Pick out every line in the data below that holds "from".

--- START Supplied material ---

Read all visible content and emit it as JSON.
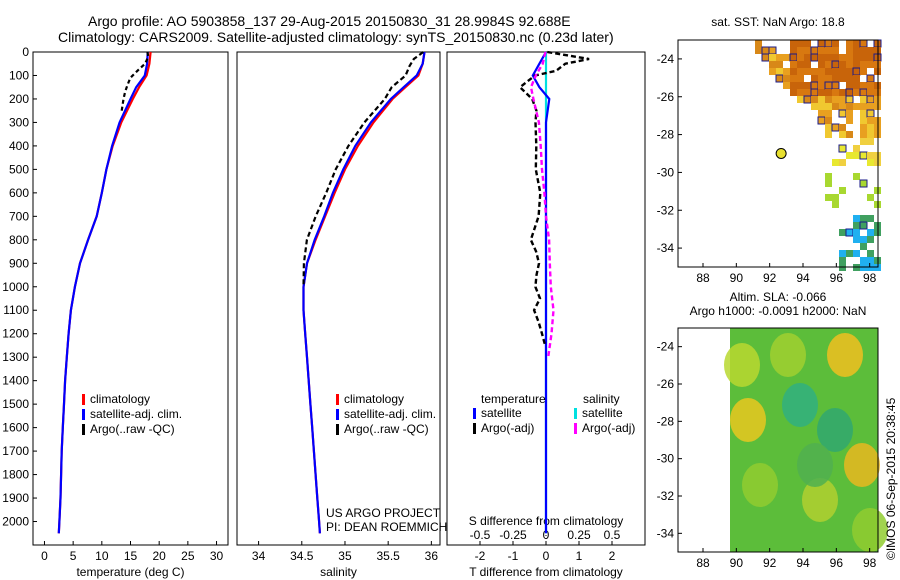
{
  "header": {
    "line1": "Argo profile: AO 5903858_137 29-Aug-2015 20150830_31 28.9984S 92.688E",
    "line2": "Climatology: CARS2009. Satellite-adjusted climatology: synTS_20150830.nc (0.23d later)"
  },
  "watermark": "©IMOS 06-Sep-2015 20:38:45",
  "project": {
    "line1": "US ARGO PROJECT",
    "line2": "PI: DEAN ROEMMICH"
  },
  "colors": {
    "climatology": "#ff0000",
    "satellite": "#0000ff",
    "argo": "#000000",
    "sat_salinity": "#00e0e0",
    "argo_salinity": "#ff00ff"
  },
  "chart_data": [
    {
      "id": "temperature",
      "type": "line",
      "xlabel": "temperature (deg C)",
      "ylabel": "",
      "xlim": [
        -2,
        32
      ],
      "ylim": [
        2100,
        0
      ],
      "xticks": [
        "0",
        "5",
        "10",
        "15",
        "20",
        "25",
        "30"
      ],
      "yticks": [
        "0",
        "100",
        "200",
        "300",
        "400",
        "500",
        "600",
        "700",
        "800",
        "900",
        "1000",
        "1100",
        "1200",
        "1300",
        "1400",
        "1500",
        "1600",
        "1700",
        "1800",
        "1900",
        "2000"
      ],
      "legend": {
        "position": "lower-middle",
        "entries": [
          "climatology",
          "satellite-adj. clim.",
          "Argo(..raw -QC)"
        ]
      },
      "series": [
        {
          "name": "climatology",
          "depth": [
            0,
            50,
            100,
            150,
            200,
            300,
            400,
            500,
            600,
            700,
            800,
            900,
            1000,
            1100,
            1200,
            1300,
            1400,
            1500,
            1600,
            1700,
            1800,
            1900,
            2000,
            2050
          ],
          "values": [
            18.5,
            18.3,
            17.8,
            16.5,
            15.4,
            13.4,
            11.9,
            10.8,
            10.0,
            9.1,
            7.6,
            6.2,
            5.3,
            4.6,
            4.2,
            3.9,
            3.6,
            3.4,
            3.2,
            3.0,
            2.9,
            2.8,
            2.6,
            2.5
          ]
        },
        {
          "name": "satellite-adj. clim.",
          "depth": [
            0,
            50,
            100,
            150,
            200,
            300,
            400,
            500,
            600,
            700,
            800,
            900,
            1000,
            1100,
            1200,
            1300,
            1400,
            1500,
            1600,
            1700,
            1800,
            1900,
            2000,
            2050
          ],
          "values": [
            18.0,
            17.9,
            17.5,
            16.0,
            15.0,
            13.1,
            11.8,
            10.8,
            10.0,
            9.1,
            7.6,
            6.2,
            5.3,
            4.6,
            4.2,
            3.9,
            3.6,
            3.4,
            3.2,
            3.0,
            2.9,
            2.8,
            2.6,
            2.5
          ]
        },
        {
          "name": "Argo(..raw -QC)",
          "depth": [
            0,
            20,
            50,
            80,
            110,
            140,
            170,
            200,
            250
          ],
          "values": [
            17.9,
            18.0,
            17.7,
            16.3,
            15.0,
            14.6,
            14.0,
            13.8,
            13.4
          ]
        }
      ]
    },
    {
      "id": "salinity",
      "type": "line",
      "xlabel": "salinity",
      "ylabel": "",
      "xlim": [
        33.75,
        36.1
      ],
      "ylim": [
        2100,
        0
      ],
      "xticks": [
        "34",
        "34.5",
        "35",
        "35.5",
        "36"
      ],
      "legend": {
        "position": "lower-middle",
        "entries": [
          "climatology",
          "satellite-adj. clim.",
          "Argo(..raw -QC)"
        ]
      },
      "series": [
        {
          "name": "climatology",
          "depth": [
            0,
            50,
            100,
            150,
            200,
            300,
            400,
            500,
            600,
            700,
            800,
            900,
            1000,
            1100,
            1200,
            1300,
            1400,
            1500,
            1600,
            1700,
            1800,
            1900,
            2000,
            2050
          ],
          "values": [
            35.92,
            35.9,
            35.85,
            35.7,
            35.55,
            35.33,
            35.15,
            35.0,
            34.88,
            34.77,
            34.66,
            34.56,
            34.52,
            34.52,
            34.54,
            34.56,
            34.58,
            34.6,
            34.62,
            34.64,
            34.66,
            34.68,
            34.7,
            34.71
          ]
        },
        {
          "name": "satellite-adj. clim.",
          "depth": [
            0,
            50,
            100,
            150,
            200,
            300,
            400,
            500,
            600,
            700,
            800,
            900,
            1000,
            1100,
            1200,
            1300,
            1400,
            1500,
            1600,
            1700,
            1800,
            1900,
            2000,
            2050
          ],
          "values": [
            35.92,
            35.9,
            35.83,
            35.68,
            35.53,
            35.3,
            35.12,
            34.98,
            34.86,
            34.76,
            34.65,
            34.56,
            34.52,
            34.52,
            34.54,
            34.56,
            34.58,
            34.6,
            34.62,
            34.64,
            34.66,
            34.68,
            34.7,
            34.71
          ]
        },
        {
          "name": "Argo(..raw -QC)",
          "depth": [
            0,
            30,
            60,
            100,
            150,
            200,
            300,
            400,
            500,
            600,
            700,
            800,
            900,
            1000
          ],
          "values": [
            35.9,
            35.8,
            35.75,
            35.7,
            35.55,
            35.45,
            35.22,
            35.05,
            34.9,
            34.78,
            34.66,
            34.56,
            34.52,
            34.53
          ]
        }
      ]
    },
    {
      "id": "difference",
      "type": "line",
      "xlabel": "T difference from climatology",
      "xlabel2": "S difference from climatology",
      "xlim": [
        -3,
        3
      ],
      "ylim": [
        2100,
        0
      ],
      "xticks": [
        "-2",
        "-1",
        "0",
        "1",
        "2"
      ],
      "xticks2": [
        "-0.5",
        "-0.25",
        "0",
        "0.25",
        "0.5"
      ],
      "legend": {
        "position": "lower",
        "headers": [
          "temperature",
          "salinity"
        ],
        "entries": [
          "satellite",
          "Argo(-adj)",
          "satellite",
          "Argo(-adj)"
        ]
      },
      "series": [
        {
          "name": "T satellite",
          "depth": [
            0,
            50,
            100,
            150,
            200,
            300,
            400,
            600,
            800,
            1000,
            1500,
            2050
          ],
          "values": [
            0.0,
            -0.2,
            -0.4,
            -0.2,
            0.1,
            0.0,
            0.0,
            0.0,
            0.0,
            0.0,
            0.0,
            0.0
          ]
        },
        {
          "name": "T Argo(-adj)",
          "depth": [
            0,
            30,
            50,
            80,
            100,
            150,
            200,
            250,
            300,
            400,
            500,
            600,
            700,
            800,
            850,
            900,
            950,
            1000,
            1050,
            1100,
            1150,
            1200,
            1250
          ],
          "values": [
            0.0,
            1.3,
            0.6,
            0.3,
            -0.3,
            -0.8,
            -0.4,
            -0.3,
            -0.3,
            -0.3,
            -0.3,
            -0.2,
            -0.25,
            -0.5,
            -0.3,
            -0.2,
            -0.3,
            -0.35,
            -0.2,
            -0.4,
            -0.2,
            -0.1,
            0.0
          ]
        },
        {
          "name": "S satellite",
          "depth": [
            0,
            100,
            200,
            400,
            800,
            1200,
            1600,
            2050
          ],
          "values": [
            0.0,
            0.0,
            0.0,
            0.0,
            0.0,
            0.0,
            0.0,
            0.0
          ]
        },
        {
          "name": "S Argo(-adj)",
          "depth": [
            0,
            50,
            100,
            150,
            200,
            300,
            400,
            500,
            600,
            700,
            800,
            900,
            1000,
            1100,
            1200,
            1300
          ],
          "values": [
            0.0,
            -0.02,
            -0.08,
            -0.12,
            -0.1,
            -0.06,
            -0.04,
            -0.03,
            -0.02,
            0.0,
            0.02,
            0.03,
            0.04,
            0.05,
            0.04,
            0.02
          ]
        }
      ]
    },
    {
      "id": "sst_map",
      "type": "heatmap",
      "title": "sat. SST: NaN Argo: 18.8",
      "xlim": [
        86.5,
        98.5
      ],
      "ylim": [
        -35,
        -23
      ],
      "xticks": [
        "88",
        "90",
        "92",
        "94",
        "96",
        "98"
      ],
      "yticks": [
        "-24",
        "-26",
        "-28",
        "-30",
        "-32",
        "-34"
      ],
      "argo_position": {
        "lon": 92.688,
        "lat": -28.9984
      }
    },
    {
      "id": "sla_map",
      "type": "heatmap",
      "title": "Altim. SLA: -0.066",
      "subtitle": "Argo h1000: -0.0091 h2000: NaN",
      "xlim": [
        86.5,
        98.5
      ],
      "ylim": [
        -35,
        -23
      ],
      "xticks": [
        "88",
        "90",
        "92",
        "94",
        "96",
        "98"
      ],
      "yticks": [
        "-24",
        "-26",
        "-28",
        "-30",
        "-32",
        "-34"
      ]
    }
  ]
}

--- END Supplied material ---

→ Response below:
      "xlabel": "T difference from climatology",
      "xlabel2": "S difference from climatology",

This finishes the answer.